Your task -
Please list every member of the human EXT protein family named in the abstract on EXT-like proteins below.

Page excerpt -
__________
The Roles of EXT-Like Proteins in Heparan Sulphate Biosynthesis

Abstract

Heparan sulphate (HS) proteoglycans, composed of a core protein and one or more negatively charged HS chains, are a major component of extracellular matrices and are located on the plasma membrane of all animal cells. The HS polysaccharide is synthesized by alternating addition of glucuronic acid (GlcA) and Nacetylglycosamine (GlcNAc) from corresponding UDP-sugar precursors. Due to subsequent modifications, including epimerization of GlcA to iduronic acid and sulphation the resultant polysaccharide is variously sulphate-substituted at different positions. Polymerization of HS chains is believed to be catalyzed by the EXT family of proteins. In humans, the EXT family consists of five members: EXT1, EXT2, EXTL1, EXTL2 and EXTL3. All members of exostoses family harbour in vitro glycosyltransferase activities related to HS chain elongation. EXT1-EXT2 form a heter-oligomeric complex involved in the chain elongation step in HS biosynthesis, but the biological roles of EXTLs are less clearly defined. The aim of the studies presented in this thesis was to investigate the roles of the three EXTLs in heparan sulphate biosynthesis. Down regulation of EXTL2 or EXTL3 expression in a human cell line resulted in increased HS chain length. Also overexpression of EXTL1 or EXTL3 resulted in increased chain length. In contrast, overexpression of EXTL2 resulted in shorter HS chains. The results indicate that these enzymes influence HS synthesis and that their expression levels control HS chain length. In addition, all three EXTL proteins were able to catalyze the addition of a single GlcNAc to [GlcAGlcNAc] n oligosaccharide acceptors, but did not show any detectable transfer of GlcA to GlcNAc[GlcA-GlcNAc]n oligosaccharide acceptors.
__________
[Document layout analysis data]
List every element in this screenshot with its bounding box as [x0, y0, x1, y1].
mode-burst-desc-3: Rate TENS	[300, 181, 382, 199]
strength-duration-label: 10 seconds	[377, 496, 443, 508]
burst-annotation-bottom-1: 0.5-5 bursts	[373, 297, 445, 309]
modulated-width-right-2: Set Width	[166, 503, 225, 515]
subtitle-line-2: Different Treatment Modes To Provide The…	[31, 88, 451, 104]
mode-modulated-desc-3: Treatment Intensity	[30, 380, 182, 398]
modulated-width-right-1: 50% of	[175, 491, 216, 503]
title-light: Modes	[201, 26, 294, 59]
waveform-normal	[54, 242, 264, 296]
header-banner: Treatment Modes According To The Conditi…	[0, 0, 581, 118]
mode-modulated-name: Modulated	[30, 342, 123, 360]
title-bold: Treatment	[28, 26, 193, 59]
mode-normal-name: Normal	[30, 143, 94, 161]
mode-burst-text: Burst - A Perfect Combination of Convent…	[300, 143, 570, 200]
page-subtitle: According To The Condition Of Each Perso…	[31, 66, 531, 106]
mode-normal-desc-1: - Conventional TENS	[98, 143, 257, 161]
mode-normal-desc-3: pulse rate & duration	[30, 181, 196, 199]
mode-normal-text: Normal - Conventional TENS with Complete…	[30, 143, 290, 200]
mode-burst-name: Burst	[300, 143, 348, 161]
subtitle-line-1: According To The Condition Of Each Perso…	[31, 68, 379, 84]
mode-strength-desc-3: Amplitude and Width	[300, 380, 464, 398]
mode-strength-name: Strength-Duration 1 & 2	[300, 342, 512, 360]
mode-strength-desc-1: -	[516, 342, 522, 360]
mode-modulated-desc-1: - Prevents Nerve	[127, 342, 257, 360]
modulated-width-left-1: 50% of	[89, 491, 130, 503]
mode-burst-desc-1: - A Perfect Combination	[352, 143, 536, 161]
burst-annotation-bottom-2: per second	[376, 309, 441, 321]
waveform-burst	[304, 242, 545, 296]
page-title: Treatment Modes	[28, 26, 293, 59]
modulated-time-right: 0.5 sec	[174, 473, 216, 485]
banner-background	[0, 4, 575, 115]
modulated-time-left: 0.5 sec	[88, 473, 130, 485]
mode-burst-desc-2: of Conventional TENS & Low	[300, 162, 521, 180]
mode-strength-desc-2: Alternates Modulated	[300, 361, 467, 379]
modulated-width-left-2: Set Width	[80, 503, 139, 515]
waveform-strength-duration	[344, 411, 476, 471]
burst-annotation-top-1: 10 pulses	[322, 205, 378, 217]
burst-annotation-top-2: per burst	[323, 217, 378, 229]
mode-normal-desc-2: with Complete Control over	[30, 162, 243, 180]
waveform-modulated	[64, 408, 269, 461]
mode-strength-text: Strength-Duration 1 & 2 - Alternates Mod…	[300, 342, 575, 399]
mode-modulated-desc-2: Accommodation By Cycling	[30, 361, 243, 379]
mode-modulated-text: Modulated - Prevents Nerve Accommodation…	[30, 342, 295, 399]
__________
Exercise result -
EXT1, EXT2, EXTL1, EXTL2, EXTL3